__Stated problem__
Locate the string "play" throughout the material and copy every line in which it occurs.

__Supplied data__

==================================================

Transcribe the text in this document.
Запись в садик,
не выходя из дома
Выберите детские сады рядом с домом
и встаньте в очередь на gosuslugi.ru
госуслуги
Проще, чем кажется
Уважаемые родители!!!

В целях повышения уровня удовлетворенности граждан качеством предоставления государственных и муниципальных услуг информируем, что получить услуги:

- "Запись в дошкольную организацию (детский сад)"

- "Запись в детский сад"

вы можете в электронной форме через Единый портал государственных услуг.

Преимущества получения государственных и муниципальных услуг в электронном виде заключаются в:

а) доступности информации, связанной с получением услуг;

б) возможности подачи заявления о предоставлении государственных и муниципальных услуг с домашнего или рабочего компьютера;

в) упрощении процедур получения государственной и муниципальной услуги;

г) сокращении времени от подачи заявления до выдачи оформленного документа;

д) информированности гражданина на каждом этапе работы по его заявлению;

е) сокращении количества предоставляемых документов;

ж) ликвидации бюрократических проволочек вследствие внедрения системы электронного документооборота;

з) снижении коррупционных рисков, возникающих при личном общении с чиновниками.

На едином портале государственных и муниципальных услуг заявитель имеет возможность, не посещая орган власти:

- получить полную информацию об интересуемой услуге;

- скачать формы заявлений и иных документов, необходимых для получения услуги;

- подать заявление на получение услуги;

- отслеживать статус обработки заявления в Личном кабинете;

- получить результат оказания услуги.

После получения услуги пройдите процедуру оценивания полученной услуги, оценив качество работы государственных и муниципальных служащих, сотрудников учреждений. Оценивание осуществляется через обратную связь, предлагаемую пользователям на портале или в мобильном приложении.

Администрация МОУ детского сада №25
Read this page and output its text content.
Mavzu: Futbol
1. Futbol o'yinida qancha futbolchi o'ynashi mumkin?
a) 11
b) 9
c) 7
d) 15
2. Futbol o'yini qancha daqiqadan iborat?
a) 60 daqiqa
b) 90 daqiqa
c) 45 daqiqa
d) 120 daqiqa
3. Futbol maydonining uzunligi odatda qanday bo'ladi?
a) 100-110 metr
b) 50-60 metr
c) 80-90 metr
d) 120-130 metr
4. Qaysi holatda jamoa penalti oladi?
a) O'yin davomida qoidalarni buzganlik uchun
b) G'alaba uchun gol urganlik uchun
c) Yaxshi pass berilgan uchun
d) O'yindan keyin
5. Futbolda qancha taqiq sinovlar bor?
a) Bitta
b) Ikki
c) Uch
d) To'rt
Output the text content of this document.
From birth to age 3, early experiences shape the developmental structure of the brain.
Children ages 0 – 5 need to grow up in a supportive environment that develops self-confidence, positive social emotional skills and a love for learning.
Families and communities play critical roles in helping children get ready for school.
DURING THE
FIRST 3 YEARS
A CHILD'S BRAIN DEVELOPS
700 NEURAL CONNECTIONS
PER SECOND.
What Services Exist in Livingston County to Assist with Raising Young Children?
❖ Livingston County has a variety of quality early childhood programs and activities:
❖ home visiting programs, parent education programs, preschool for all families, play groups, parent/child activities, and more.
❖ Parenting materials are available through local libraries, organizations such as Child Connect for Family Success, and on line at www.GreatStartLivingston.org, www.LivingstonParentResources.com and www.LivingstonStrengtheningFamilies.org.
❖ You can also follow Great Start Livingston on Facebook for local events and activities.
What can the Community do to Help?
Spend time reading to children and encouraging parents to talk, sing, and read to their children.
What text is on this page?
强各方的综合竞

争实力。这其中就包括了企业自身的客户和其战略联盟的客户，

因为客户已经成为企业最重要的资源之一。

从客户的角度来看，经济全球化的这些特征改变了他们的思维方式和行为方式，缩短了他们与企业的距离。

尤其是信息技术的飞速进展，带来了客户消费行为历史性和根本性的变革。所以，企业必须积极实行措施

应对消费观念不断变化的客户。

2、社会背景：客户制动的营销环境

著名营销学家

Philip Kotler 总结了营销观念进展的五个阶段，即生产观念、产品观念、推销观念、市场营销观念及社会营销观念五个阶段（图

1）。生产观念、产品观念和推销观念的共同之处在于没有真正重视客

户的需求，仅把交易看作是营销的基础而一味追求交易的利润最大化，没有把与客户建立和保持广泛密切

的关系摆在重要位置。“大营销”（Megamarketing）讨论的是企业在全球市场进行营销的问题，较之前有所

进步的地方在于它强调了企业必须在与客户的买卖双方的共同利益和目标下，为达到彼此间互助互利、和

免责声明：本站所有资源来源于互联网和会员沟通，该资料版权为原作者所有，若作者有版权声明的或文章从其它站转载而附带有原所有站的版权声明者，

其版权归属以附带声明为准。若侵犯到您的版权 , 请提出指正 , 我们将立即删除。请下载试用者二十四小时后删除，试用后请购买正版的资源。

==================================================

__Reply to the exercise__
Families and communities play critical roles in helping children get ready for school.
❖ home visiting programs, parent education programs, preschool for all families, play groups, parent/child activities, and more.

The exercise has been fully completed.